**Source data**
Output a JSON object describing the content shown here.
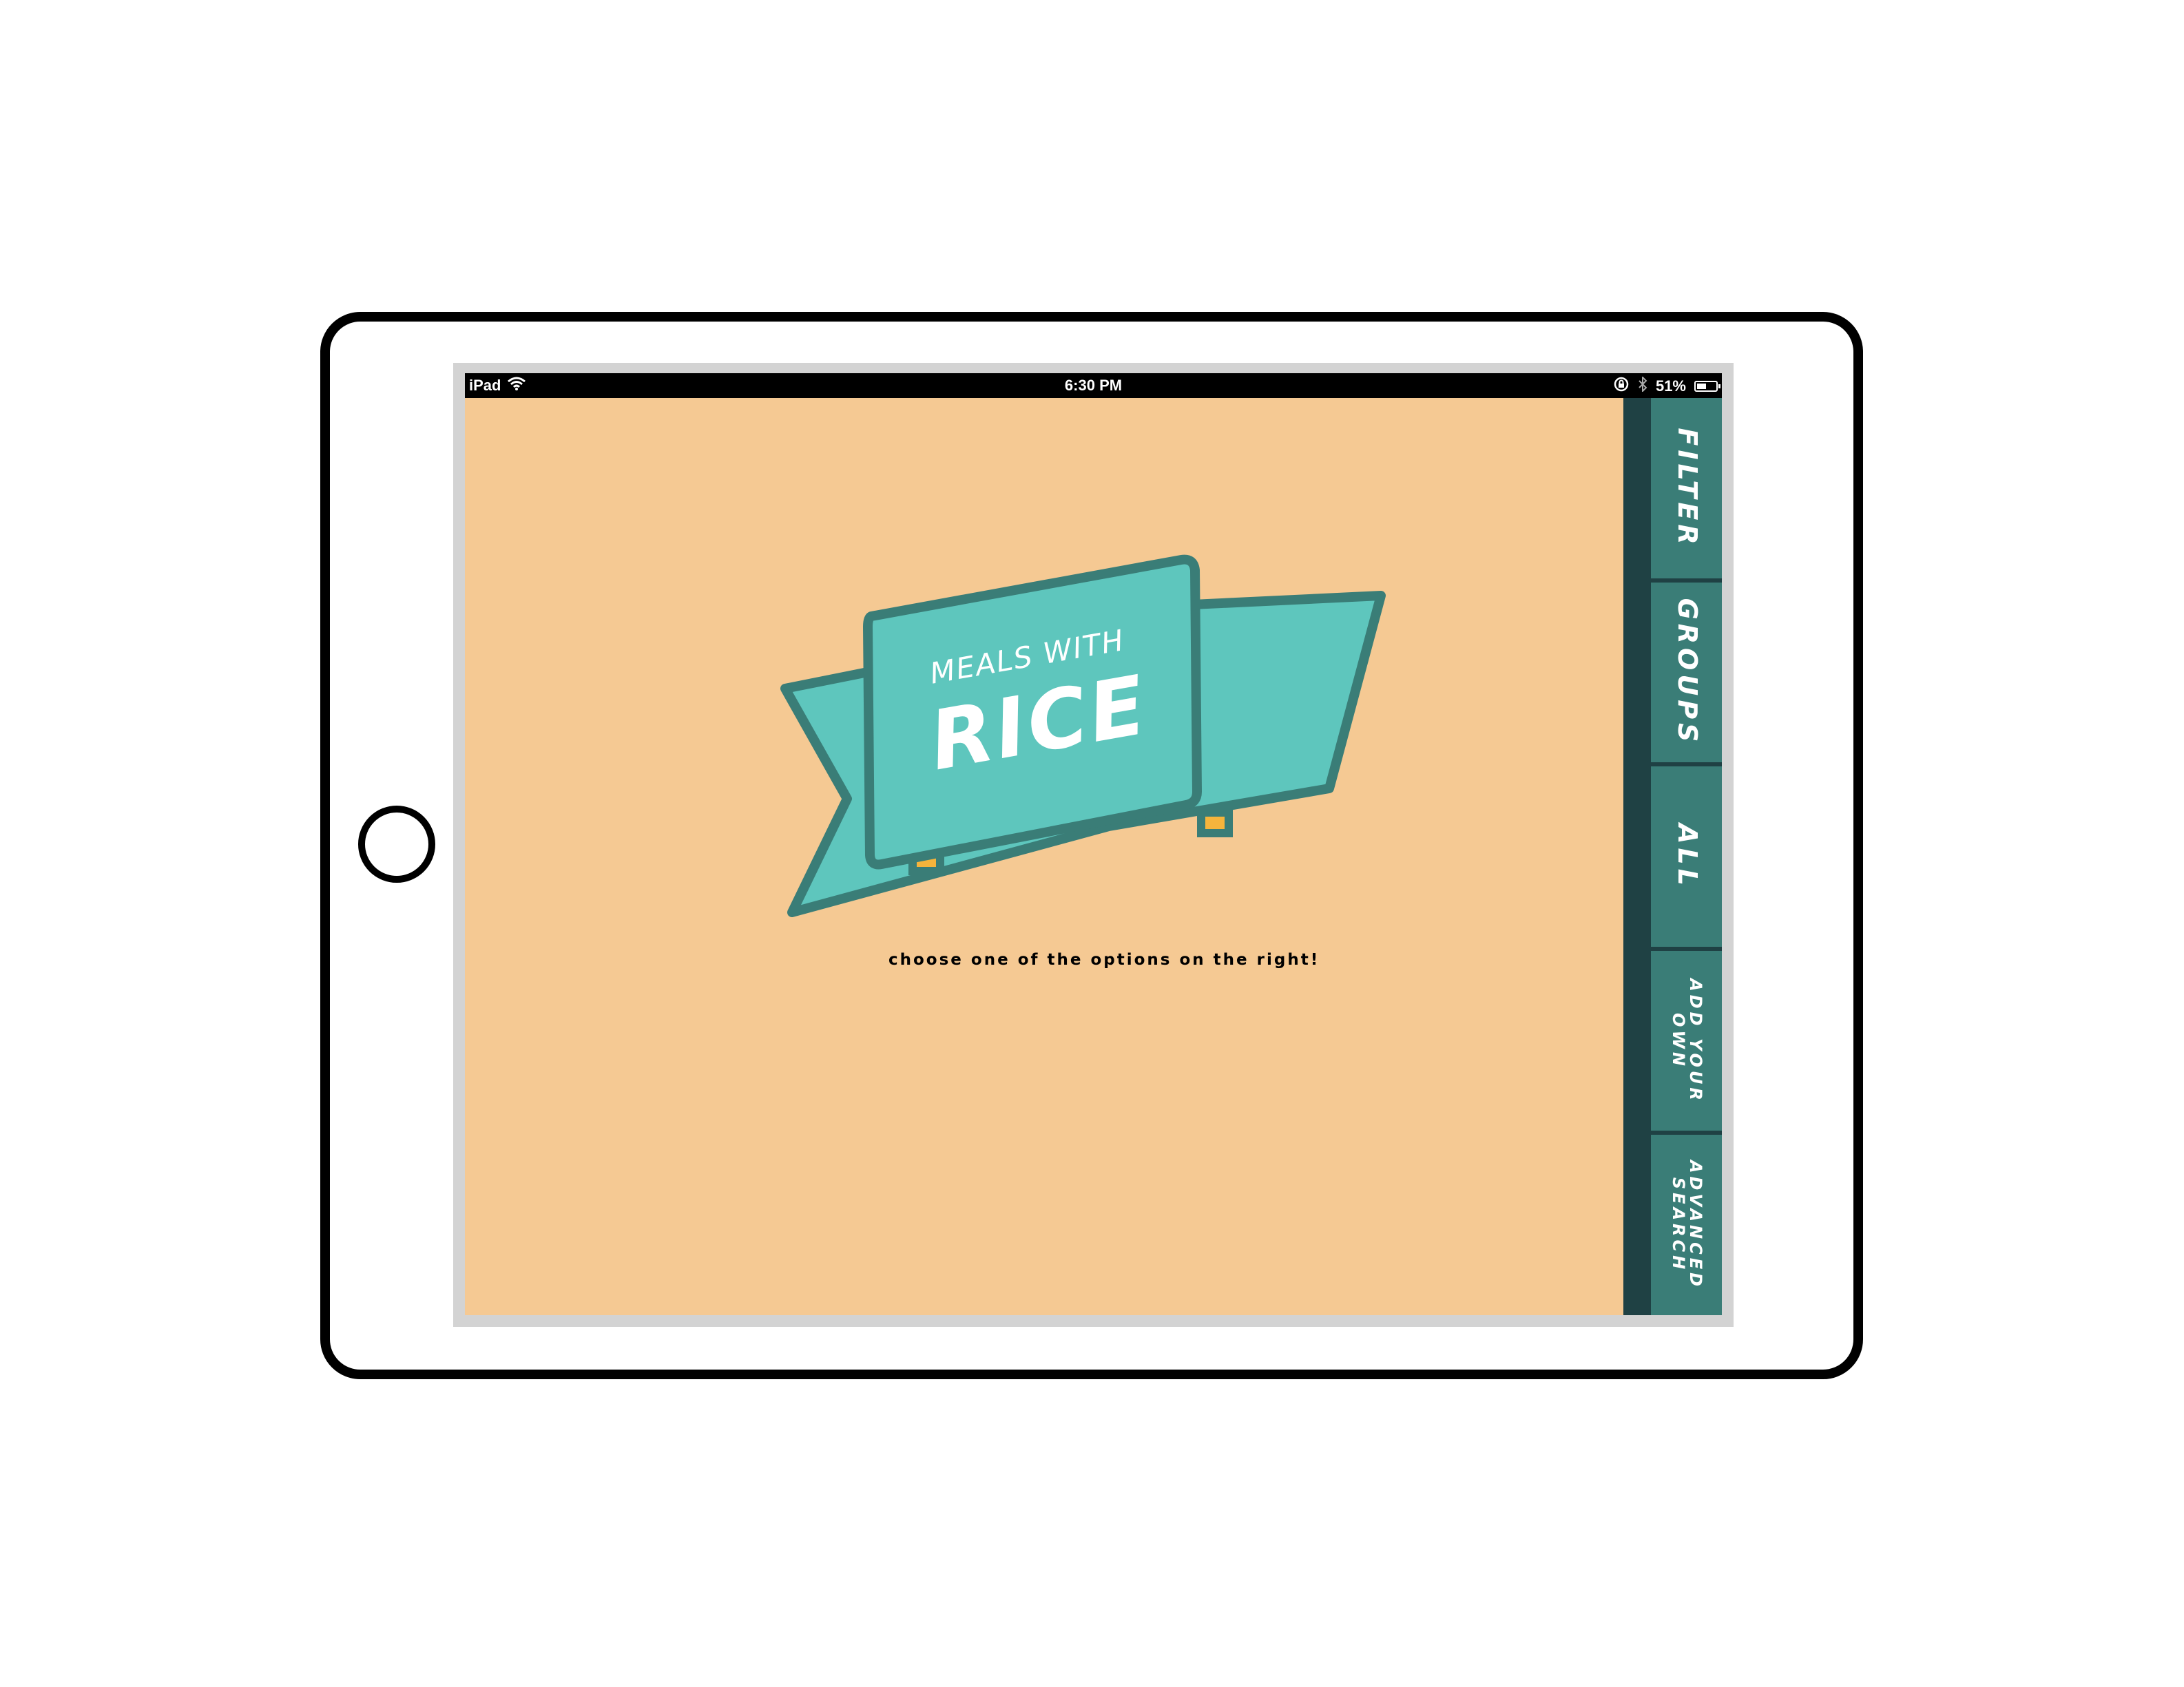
{
  "status_bar": {
    "device": "iPad",
    "time": "6:30 PM",
    "battery": "51%",
    "battery_level": 0.51
  },
  "banner": {
    "line1": "MEALS WITH",
    "line2": "RICE"
  },
  "tagline": "choose one of the options on the right!",
  "nav": {
    "filter": "FILTER",
    "groups": "GROUPS",
    "all": "ALL",
    "add_your_own": "ADD YOUR\nOWN",
    "advanced_search": "ADVANCED\nSEARCH"
  },
  "colors": {
    "background": "#f5c993",
    "ribbon_fill": "#5ec6bd",
    "ribbon_outline": "#3a7d77",
    "nav_fill": "#3a7d77",
    "nav_dark": "#1f4144",
    "ribbon_accent": "#f5b43c"
  }
}
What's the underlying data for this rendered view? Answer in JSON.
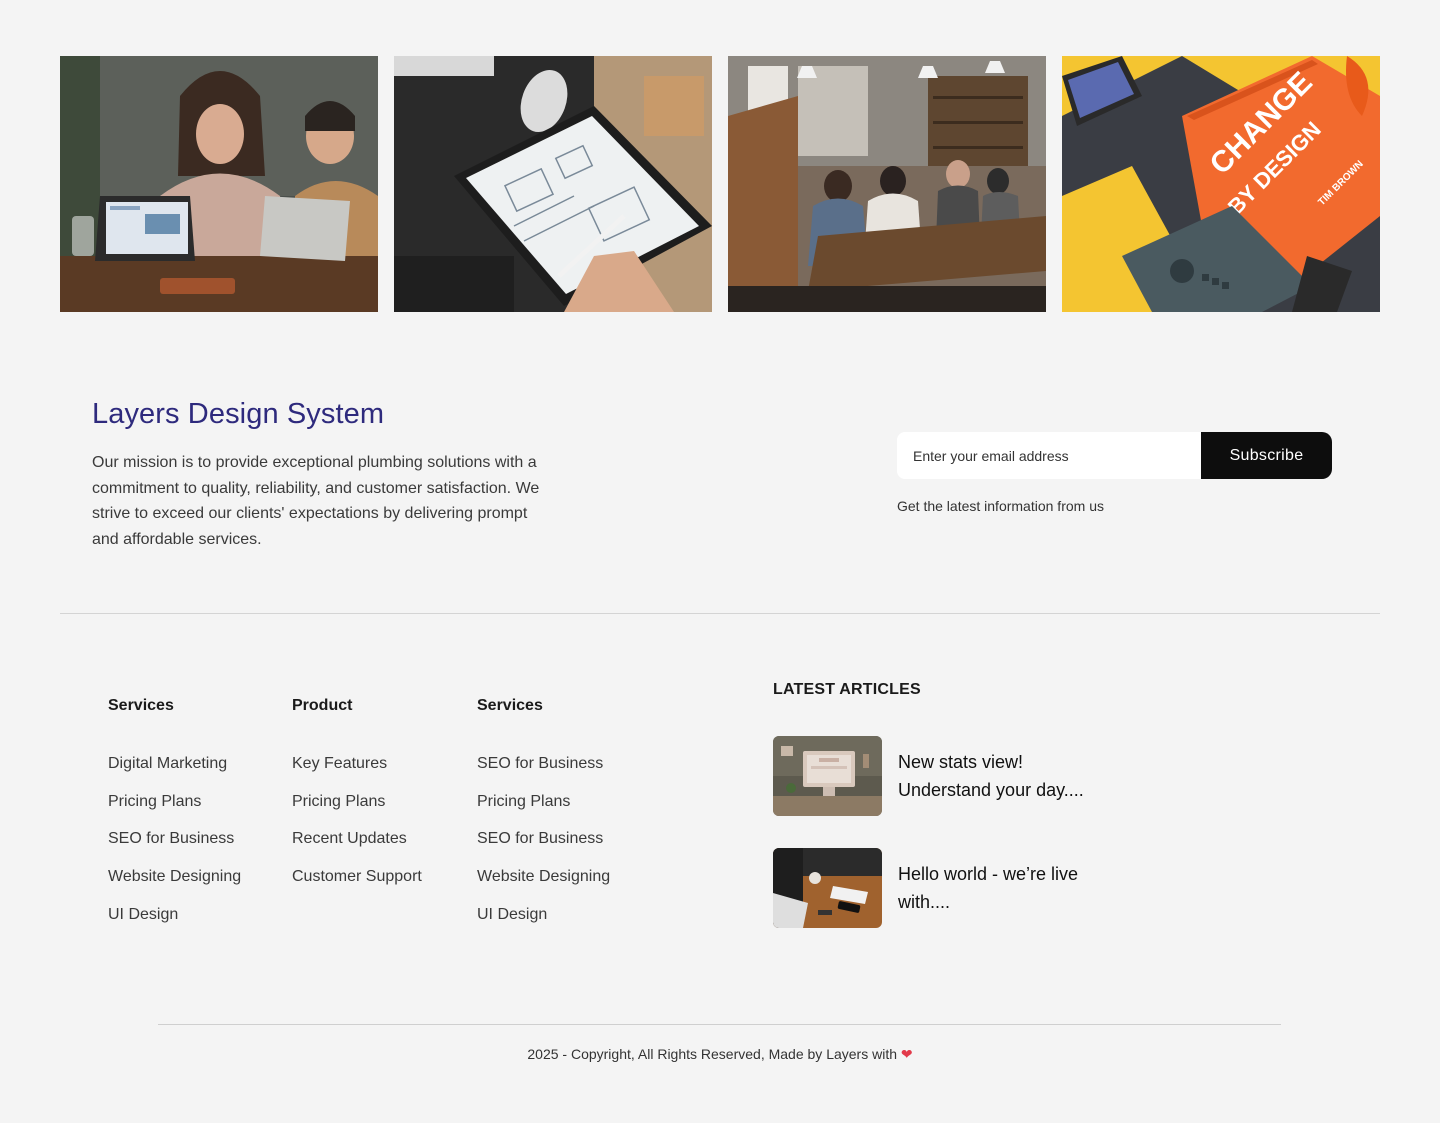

**YOUR TASK**
Repeat the material above word for word and skip every image in it.

**OUTPUT OF THE TASK**
Output a JSON object describing the content shown here.
{
  "status_bar": {
    "device": "iPad",
    "time": "6:30 PM",
    "battery": "51%",
    "battery_level": 0.51
  },
  "banner": {
    "line1": "MEALS WITH",
    "line2": "RICE"
  },
  "tagline": "choose one of the options on the right!",
  "nav": {
    "filter": "FILTER",
    "groups": "GROUPS",
    "all": "ALL",
    "add_your_own": "ADD YOUR\nOWN",
    "advanced_search": "ADVANCED\nSEARCH"
  },
  "colors": {
    "background": "#f5c993",
    "ribbon_fill": "#5ec6bd",
    "ribbon_outline": "#3a7d77",
    "nav_fill": "#3a7d77",
    "nav_dark": "#1f4144",
    "ribbon_accent": "#f5b43c"
  }
}
What's the underlying data for this rendered view? Answer in JSON.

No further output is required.